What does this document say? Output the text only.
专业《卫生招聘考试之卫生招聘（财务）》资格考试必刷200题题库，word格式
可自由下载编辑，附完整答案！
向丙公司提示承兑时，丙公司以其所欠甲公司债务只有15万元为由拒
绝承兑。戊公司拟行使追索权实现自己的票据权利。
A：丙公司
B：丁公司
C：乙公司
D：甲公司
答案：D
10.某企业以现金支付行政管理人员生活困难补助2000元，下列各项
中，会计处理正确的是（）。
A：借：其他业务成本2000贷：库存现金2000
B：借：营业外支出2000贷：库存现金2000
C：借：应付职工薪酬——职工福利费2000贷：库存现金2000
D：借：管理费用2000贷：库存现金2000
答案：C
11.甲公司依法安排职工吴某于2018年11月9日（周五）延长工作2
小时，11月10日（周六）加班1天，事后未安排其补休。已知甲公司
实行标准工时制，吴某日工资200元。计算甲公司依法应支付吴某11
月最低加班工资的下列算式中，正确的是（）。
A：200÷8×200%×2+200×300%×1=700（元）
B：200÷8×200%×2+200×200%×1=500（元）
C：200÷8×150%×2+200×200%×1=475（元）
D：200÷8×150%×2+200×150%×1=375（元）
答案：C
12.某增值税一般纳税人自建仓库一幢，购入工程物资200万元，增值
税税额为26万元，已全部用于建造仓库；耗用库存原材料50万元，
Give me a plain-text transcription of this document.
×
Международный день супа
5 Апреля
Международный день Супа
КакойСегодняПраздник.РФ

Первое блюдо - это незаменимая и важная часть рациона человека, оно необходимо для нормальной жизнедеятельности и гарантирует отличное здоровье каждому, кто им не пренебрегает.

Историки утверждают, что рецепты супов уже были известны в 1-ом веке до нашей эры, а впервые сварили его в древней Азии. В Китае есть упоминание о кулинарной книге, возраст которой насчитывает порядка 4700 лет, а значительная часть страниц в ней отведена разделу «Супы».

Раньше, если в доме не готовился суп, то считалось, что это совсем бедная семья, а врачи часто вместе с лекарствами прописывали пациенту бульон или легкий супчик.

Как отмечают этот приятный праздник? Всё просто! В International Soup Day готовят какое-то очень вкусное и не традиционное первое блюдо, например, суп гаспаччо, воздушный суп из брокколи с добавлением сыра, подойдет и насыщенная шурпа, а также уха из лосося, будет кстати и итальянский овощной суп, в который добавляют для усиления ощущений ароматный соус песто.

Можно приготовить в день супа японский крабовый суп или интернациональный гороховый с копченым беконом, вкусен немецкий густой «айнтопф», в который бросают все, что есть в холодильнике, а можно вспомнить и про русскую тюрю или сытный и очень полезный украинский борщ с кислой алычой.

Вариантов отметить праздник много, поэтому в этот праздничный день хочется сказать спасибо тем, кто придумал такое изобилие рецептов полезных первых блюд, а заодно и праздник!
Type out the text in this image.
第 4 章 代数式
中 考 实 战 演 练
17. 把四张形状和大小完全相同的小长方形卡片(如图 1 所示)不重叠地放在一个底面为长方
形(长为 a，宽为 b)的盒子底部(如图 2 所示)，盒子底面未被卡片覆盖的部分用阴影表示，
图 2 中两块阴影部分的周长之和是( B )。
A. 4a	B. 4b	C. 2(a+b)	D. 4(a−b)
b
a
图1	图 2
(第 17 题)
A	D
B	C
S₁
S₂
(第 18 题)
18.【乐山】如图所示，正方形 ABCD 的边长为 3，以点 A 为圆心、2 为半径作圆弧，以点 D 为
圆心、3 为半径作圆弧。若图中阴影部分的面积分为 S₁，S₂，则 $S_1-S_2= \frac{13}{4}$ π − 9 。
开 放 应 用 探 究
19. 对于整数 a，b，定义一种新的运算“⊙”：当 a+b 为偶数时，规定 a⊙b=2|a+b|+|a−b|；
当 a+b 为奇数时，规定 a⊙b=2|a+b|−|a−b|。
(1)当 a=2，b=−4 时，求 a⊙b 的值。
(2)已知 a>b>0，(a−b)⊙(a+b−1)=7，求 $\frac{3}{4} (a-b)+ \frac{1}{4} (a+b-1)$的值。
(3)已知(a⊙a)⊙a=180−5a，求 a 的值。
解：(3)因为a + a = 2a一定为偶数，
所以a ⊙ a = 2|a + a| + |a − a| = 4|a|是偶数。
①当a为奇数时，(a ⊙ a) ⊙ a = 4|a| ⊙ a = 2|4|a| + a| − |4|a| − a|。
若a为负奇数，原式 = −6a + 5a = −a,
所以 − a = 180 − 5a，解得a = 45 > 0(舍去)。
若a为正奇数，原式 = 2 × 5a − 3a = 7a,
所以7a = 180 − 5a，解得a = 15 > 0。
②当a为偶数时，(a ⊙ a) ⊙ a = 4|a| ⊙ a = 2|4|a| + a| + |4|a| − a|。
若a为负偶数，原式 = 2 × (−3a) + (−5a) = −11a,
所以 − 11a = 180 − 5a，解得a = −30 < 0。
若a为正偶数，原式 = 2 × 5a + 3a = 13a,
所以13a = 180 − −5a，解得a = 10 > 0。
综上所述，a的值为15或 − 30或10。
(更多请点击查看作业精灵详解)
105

__Task requirements__
In the records above, find the lines containing "который" and copy them.

__Answer to this problem__
Как отмечают этот приятный праздник? Всё просто! В International Soup Day готовят какое-то очень вкусное и не традиционное первое блюдо, например, суп гаспаччо, воздушный суп из брокколи с добавлением сыра, подойдет и насыщенная шурпа, а также уха из лосося, будет кстати и итальянский овощной суп, в который добавляют для усиления ощущений ароматный соус песто.
Можно приготовить в день супа японский крабовый суп или интернациональный гороховый с копченым беконом, вкусен немецкий густой «айнтопф», в который бросают все, что есть в холодильнике, а можно вспомнить и про русскую тюрю или сытный и очень полезный украинский борщ с кислой алычой.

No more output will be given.